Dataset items
--- --- ---
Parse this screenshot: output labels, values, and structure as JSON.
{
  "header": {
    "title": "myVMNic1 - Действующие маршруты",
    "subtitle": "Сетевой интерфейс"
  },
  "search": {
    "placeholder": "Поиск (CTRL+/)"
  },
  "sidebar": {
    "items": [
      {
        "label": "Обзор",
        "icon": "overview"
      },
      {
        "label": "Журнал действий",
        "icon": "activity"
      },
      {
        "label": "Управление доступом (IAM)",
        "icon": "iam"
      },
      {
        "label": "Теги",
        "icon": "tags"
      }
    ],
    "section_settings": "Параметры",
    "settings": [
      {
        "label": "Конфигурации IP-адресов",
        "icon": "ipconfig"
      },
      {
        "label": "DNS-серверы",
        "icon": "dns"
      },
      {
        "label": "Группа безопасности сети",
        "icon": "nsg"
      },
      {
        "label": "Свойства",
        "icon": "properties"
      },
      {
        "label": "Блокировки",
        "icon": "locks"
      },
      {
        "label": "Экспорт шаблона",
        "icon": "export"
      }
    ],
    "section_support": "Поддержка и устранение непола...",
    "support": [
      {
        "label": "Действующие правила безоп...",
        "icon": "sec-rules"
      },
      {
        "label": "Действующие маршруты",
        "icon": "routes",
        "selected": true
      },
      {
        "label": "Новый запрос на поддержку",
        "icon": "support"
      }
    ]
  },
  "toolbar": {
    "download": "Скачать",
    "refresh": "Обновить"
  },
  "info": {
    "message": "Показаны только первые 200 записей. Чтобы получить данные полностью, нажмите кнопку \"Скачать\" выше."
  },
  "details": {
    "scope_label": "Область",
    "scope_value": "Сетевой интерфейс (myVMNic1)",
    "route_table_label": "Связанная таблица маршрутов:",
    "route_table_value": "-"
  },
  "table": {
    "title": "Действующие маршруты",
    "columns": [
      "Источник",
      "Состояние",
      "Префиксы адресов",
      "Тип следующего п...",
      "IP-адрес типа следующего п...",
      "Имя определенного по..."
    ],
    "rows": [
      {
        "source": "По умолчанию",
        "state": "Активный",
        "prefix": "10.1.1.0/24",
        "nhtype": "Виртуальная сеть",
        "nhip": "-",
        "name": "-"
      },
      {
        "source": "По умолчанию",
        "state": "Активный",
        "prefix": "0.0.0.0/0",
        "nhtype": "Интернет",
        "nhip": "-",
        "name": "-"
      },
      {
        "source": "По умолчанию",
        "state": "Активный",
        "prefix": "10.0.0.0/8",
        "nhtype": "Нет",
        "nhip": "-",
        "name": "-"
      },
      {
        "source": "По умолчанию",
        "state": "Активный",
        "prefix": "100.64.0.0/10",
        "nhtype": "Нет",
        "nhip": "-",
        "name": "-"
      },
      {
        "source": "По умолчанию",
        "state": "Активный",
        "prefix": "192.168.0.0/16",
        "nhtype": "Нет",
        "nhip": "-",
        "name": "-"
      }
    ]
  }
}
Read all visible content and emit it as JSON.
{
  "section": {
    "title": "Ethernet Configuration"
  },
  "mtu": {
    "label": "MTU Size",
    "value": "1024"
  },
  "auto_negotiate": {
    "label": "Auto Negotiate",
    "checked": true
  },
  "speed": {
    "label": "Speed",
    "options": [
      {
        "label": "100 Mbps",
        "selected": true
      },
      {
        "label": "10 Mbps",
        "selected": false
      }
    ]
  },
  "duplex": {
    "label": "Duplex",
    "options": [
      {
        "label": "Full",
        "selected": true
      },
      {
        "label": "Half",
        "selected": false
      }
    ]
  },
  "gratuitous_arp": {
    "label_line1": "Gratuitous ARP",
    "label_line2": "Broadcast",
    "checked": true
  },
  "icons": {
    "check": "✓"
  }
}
--- --- ---
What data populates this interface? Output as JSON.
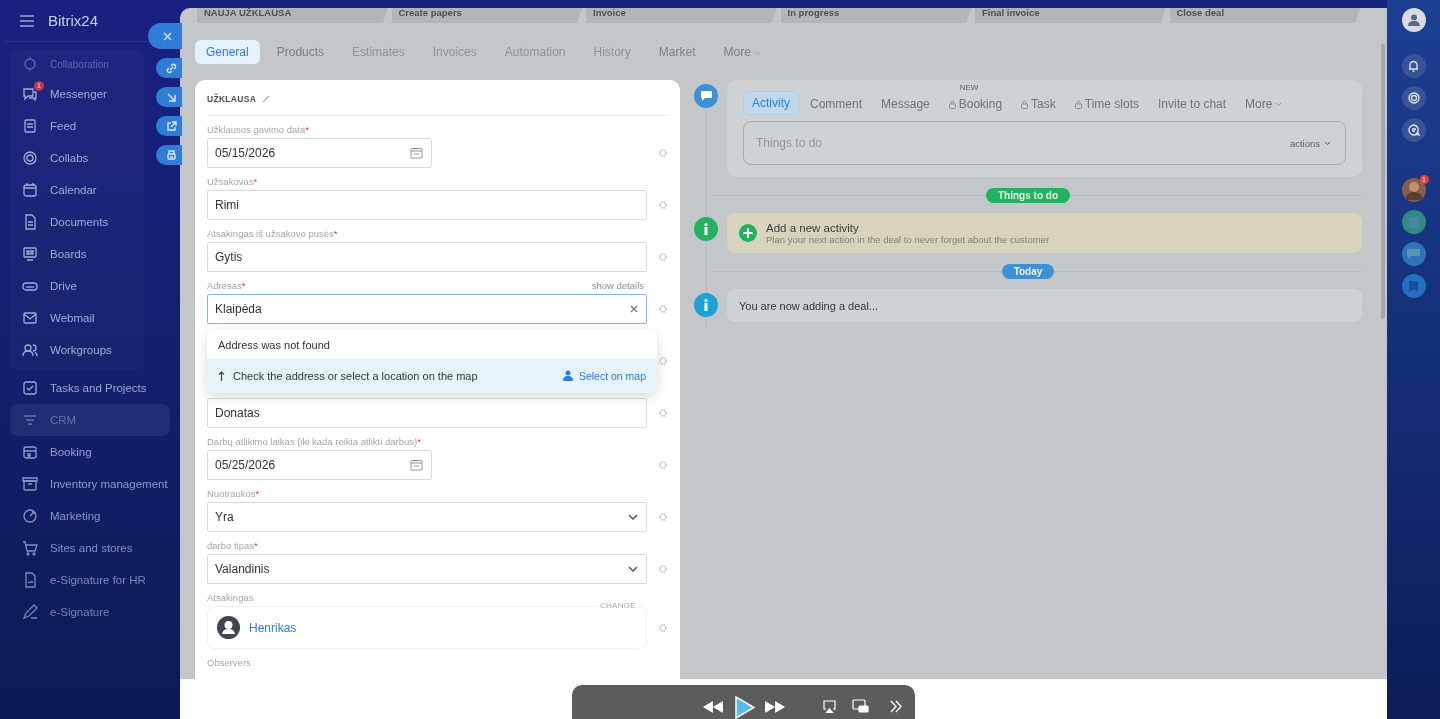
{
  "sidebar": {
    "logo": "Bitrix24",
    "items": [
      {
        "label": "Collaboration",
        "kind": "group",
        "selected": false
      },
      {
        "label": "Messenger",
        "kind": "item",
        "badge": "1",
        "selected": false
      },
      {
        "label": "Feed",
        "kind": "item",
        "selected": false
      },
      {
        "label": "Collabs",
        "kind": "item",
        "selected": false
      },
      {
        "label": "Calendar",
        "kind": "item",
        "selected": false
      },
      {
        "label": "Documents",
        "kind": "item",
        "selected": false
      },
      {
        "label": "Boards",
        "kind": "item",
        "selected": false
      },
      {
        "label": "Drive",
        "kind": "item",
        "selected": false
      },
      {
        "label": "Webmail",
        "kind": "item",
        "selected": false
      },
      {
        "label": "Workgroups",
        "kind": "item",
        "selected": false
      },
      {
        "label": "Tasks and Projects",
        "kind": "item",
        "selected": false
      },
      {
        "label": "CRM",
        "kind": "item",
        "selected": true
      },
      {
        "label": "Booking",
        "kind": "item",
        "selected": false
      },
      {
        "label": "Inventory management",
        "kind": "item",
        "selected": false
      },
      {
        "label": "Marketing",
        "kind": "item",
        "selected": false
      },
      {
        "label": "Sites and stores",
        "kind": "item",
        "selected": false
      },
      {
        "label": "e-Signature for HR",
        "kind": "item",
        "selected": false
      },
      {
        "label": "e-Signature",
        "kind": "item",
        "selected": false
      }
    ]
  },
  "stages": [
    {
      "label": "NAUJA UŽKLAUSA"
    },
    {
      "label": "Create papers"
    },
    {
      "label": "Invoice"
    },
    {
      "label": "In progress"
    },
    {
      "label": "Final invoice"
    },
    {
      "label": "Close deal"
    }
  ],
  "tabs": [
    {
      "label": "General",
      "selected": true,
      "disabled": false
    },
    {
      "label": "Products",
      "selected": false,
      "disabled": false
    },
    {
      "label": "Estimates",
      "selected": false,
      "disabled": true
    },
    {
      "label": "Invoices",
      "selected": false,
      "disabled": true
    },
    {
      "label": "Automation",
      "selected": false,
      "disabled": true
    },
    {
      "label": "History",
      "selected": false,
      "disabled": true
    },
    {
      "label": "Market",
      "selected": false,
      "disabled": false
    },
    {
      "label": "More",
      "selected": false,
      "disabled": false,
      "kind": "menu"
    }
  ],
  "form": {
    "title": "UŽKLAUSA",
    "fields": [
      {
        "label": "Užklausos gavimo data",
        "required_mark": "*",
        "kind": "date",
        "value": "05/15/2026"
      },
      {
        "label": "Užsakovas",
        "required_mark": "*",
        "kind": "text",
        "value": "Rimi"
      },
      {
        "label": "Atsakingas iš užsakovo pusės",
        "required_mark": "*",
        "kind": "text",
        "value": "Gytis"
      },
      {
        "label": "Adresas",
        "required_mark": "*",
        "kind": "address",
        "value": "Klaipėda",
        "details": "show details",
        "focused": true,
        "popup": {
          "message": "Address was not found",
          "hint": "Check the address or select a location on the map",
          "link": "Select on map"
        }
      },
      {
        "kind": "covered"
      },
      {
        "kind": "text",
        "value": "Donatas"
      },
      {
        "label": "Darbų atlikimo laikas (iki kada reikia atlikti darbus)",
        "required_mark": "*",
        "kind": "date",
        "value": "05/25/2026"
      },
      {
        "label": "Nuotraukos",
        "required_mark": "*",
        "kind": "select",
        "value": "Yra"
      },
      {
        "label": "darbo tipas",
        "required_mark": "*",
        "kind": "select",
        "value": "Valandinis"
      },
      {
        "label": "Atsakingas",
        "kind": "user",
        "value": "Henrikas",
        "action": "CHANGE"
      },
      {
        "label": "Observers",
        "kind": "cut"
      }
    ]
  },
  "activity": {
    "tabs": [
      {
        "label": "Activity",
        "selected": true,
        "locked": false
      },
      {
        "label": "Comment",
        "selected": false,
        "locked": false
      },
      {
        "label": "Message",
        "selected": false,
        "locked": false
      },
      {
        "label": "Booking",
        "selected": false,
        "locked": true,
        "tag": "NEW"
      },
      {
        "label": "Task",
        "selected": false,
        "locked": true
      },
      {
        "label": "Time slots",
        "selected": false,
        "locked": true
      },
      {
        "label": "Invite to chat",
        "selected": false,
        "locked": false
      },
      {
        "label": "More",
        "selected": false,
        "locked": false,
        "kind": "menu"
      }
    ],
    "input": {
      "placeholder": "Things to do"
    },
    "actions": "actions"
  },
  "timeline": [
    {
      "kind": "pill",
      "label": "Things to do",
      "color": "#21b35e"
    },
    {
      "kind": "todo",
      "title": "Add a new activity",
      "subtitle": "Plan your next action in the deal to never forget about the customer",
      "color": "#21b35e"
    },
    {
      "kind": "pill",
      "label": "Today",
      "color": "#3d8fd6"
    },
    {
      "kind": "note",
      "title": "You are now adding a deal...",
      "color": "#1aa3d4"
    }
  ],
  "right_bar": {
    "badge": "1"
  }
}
--- --- ---
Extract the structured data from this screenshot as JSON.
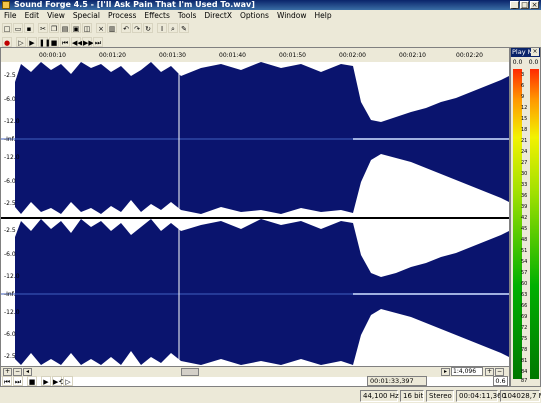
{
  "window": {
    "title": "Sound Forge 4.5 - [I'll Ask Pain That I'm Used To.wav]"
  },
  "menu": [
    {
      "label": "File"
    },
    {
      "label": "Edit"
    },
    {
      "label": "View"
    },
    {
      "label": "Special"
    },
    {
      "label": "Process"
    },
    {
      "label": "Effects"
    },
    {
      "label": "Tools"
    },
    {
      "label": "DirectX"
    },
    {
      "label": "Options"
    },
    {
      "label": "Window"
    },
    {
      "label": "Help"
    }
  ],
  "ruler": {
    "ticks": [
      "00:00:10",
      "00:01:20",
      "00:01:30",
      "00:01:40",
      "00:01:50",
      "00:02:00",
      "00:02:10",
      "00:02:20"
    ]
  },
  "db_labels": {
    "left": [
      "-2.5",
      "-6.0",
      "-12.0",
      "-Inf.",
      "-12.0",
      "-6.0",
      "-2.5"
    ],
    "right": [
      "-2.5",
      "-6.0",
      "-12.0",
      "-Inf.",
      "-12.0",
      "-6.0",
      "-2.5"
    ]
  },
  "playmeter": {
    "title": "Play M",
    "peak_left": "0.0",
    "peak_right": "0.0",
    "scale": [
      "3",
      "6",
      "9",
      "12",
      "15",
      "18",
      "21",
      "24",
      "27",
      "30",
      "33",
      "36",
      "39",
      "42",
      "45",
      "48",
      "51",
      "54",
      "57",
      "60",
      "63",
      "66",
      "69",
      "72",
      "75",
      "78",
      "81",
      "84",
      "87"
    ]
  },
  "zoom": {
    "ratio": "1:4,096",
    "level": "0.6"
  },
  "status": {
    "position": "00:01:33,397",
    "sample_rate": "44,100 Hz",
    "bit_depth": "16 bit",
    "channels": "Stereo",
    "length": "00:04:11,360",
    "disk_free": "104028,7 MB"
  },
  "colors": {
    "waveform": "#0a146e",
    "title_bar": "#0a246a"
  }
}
--- --- ---
■ **GIVEN PROBLEM**: Report the number of lines of the listing above that hold the string "Скачать", with no other text.

■ **FINISHED TASK**: 2